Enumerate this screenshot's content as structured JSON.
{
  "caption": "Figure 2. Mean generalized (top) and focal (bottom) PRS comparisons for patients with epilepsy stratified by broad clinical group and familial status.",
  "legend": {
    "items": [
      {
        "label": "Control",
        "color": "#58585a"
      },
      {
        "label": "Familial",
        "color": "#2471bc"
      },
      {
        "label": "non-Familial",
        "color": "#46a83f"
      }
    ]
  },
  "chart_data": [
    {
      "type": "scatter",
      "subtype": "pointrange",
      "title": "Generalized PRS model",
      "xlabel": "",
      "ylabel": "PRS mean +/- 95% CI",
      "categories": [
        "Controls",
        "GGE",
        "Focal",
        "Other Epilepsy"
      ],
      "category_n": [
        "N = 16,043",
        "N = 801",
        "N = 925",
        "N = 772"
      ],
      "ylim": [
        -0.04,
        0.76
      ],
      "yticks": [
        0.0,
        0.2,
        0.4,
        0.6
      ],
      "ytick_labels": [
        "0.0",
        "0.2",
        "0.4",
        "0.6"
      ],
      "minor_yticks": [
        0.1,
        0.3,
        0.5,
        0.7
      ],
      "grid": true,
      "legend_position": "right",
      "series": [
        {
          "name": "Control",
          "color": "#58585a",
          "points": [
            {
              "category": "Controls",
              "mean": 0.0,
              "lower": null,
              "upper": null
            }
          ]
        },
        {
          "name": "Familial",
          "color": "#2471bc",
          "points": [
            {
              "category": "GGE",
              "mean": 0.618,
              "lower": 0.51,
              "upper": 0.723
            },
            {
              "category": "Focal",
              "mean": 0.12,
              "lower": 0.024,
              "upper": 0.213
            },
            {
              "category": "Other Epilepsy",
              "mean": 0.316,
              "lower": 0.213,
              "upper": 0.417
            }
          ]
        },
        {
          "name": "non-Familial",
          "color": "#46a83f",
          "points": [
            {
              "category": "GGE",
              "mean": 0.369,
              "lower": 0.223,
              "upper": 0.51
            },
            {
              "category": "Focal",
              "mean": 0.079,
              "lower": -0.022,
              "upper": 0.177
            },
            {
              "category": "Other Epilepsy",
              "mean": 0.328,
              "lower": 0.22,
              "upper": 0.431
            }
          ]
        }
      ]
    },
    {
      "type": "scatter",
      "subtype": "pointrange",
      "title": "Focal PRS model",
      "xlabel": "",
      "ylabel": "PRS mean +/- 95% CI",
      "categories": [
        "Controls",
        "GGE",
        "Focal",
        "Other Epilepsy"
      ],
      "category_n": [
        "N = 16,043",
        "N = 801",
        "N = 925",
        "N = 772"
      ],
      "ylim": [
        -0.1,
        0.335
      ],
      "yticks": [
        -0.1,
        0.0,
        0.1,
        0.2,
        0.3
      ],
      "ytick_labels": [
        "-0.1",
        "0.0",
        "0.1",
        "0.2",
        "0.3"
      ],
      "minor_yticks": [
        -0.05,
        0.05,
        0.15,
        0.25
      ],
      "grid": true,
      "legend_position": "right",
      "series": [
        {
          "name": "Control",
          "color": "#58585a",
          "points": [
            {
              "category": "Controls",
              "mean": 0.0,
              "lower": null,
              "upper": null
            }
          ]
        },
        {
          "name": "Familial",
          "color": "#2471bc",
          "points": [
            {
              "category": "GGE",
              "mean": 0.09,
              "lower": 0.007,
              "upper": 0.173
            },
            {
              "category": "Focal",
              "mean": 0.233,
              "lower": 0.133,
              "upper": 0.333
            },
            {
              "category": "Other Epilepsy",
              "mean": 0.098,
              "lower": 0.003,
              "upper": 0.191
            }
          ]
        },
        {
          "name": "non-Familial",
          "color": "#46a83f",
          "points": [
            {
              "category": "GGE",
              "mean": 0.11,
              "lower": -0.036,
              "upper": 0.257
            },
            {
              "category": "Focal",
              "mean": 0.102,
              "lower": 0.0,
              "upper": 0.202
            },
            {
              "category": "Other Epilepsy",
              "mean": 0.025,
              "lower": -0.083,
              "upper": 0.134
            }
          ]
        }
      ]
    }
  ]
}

○ ○ ○ ○

### TASK ITEM:
Copy the full listing exactly.

### OUTPUT:
Enumerate this screenshot's content as structured JSON.
{
  "caption": "Figure 2. Mean generalized (top) and focal (bottom) PRS comparisons for patients with epilepsy stratified by broad clinical group and familial status.",
  "legend": {
    "items": [
      {
        "label": "Control",
        "color": "#58585a"
      },
      {
        "label": "Familial",
        "color": "#2471bc"
      },
      {
        "label": "non-Familial",
        "color": "#46a83f"
      }
    ]
  },
  "chart_data": [
    {
      "type": "scatter",
      "subtype": "pointrange",
      "title": "Generalized PRS model",
      "xlabel": "",
      "ylabel": "PRS mean +/- 95% CI",
      "categories": [
        "Controls",
        "GGE",
        "Focal",
        "Other Epilepsy"
      ],
      "category_n": [
        "N = 16,043",
        "N = 801",
        "N = 925",
        "N = 772"
      ],
      "ylim": [
        -0.04,
        0.76
      ],
      "yticks": [
        0.0,
        0.2,
        0.4,
        0.6
      ],
      "ytick_labels": [
        "0.0",
        "0.2",
        "0.4",
        "0.6"
      ],
      "minor_yticks": [
        0.1,
        0.3,
        0.5,
        0.7
      ],
      "grid": true,
      "legend_position": "right",
      "series": [
        {
          "name": "Control",
          "color": "#58585a",
          "points": [
            {
              "category": "Controls",
              "mean": 0.0,
              "lower": null,
              "upper": null
            }
          ]
        },
        {
          "name": "Familial",
          "color": "#2471bc",
          "points": [
            {
              "category": "GGE",
              "mean": 0.618,
              "lower": 0.51,
              "upper": 0.723
            },
            {
              "category": "Focal",
              "mean": 0.12,
              "lower": 0.024,
              "upper": 0.213
            },
            {
              "category": "Other Epilepsy",
              "mean": 0.316,
              "lower": 0.213,
              "upper": 0.417
            }
          ]
        },
        {
          "name": "non-Familial",
          "color": "#46a83f",
          "points": [
            {
              "category": "GGE",
              "mean": 0.369,
              "lower": 0.223,
              "upper": 0.51
            },
            {
              "category": "Focal",
              "mean": 0.079,
              "lower": -0.022,
              "upper": 0.177
            },
            {
              "category": "Other Epilepsy",
              "mean": 0.328,
              "lower": 0.22,
              "upper": 0.431
            }
          ]
        }
      ]
    },
    {
      "type": "scatter",
      "subtype": "pointrange",
      "title": "Focal PRS model",
      "xlabel": "",
      "ylabel": "PRS mean +/- 95% CI",
      "categories": [
        "Controls",
        "GGE",
        "Focal",
        "Other Epilepsy"
      ],
      "category_n": [
        "N = 16,043",
        "N = 801",
        "N = 925",
        "N = 772"
      ],
      "ylim": [
        -0.1,
        0.335
      ],
      "yticks": [
        -0.1,
        0.0,
        0.1,
        0.2,
        0.3
      ],
      "ytick_labels": [
        "-0.1",
        "0.0",
        "0.1",
        "0.2",
        "0.3"
      ],
      "minor_yticks": [
        -0.05,
        0.05,
        0.15,
        0.25
      ],
      "grid": true,
      "legend_position": "right",
      "series": [
        {
          "name": "Control",
          "color": "#58585a",
          "points": [
            {
              "category": "Controls",
              "mean": 0.0,
              "lower": null,
              "upper": null
            }
          ]
        },
        {
          "name": "Familial",
          "color": "#2471bc",
          "points": [
            {
              "category": "GGE",
              "mean": 0.09,
              "lower": 0.007,
              "upper": 0.173
            },
            {
              "category": "Focal",
              "mean": 0.233,
              "lower": 0.133,
              "upper": 0.333
            },
            {
              "category": "Other Epilepsy",
              "mean": 0.098,
              "lower": 0.003,
              "upper": 0.191
            }
          ]
        },
        {
          "name": "non-Familial",
          "color": "#46a83f",
          "points": [
            {
              "category": "GGE",
              "mean": 0.11,
              "lower": -0.036,
              "upper": 0.257
            },
            {
              "category": "Focal",
              "mean": 0.102,
              "lower": 0.0,
              "upper": 0.202
            },
            {
              "category": "Other Epilepsy",
              "mean": 0.025,
              "lower": -0.083,
              "upper": 0.134
            }
          ]
        }
      ]
    }
  ]
}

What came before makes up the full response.